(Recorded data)
____________________
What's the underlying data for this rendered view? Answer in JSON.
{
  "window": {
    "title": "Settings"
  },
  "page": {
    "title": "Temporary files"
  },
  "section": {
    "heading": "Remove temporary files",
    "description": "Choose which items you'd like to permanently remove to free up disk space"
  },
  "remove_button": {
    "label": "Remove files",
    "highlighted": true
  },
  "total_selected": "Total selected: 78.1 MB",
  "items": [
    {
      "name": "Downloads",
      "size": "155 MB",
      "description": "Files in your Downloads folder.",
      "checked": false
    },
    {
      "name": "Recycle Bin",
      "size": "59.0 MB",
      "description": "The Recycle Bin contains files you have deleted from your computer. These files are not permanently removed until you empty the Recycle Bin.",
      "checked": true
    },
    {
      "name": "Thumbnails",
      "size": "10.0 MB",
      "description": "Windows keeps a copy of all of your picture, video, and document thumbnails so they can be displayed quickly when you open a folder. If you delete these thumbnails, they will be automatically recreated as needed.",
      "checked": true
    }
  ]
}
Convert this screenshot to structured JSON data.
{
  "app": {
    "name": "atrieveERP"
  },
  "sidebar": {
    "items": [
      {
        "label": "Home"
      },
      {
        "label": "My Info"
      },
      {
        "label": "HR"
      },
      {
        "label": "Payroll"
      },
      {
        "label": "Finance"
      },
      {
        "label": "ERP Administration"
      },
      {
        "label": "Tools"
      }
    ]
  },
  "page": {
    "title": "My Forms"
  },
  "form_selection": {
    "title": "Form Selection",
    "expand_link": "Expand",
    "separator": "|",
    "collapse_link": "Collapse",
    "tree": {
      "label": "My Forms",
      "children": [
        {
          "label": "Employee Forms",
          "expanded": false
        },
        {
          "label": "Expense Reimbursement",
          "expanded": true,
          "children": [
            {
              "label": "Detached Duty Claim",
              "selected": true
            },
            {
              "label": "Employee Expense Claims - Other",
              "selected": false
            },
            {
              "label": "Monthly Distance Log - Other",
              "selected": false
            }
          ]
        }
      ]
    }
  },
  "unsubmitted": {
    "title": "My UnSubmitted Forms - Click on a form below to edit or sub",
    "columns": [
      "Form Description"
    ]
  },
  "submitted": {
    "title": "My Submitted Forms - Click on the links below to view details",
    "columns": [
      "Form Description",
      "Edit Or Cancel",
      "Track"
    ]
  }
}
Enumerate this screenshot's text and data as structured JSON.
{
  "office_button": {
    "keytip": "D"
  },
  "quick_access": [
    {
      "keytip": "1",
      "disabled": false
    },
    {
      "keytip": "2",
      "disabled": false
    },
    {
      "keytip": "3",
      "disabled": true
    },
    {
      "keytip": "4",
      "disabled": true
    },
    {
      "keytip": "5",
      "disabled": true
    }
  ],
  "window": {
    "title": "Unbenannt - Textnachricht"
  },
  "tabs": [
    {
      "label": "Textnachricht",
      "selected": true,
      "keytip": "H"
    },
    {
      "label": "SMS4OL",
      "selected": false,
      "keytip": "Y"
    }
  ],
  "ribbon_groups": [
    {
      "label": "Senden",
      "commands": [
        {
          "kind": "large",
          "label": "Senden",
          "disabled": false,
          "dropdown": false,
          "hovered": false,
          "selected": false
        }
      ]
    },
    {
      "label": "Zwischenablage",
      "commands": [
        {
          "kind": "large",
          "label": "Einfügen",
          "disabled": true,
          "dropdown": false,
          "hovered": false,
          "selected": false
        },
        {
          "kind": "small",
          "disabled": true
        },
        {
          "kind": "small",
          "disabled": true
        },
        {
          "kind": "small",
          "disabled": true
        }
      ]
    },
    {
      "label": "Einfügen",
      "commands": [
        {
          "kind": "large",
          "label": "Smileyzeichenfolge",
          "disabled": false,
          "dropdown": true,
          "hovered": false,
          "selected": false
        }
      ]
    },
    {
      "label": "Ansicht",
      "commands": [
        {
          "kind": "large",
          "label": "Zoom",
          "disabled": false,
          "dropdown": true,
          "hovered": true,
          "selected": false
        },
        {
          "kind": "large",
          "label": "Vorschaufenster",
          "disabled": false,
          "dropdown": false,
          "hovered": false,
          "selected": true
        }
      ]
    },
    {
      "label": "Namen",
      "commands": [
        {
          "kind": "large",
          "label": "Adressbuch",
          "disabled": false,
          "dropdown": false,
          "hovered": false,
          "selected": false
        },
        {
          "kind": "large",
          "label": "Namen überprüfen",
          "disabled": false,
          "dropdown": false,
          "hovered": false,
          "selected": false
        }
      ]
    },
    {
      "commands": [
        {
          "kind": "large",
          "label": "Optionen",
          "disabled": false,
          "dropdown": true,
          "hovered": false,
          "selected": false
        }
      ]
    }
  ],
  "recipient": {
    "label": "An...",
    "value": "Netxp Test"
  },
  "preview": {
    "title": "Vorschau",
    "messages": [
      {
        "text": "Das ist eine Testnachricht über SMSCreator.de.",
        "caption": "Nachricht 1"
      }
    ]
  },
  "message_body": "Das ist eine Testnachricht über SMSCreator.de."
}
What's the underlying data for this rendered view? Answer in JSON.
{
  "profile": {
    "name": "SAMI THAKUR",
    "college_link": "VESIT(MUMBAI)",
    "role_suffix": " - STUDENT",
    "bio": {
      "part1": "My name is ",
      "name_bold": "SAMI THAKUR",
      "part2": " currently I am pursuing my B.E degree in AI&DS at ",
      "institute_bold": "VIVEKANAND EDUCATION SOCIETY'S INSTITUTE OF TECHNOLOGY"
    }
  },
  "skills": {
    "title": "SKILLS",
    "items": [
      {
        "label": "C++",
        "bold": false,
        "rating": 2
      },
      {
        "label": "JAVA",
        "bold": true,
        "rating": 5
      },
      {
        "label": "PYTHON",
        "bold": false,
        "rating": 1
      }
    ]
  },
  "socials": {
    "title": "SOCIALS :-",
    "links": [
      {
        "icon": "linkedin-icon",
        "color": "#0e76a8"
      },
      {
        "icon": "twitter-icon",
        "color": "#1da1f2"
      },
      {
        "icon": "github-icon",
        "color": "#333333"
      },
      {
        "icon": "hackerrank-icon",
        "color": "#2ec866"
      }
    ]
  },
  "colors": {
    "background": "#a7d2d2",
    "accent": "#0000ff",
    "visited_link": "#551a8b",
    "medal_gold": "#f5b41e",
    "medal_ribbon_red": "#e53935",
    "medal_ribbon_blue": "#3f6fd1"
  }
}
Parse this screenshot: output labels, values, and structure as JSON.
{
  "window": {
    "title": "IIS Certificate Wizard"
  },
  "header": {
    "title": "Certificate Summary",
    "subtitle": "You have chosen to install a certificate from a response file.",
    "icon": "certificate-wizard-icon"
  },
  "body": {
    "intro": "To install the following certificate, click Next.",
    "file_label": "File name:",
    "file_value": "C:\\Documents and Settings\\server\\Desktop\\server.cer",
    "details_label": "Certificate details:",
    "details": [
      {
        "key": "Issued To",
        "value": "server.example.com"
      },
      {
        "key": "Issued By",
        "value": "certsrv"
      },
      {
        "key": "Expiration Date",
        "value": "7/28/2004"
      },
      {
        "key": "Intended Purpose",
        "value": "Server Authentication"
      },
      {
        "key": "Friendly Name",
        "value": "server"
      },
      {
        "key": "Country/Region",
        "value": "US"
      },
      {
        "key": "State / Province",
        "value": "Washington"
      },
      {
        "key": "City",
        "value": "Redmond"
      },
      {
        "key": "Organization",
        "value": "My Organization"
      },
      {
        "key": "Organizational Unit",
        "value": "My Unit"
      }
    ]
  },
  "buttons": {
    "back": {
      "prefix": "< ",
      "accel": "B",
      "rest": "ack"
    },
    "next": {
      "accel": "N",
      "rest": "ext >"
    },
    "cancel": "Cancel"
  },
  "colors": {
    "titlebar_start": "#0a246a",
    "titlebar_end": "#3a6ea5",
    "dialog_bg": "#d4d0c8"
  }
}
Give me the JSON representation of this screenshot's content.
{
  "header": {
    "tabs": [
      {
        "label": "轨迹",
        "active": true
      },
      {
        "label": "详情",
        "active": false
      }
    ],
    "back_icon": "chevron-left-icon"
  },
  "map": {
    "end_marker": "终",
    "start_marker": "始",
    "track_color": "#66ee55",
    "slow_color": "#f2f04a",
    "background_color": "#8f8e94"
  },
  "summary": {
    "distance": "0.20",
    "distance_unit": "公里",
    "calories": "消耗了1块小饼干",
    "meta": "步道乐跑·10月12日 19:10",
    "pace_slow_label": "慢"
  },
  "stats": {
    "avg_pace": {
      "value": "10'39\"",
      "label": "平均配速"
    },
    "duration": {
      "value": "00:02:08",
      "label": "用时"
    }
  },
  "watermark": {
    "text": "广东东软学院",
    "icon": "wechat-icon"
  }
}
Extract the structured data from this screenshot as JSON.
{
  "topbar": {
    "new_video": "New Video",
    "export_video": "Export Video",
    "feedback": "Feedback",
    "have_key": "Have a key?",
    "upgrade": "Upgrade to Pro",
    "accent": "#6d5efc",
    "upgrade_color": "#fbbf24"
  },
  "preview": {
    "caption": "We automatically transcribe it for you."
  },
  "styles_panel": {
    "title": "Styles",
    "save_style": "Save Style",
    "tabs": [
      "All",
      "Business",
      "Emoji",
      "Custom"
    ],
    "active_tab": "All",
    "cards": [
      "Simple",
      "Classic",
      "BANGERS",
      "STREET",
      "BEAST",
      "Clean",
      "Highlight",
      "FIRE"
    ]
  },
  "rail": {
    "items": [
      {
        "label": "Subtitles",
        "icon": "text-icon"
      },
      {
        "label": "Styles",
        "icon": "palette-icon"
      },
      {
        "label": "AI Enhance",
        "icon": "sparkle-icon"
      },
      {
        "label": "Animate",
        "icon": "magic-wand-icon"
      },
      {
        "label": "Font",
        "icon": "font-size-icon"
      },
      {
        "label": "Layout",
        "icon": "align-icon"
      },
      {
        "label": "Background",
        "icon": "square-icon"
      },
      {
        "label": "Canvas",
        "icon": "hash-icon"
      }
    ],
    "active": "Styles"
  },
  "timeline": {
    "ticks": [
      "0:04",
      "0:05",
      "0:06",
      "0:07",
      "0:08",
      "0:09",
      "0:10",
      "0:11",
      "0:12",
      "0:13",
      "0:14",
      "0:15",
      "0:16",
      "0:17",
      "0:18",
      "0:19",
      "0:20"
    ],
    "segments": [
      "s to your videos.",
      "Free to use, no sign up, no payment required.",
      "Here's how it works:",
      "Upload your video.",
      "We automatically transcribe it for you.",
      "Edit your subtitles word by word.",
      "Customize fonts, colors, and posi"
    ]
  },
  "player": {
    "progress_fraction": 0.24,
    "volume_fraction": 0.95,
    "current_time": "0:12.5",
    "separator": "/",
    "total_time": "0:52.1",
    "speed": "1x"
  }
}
____________________
* **What to do**:
Extract every line that has the string "Recycle" in it.

* **Solved problem**:
      "name": "Recycle Bin",
      "description": "The Recycle Bin contains files you have deleted from your computer. These files are not permanently removed until you empty the Recycle Bin.",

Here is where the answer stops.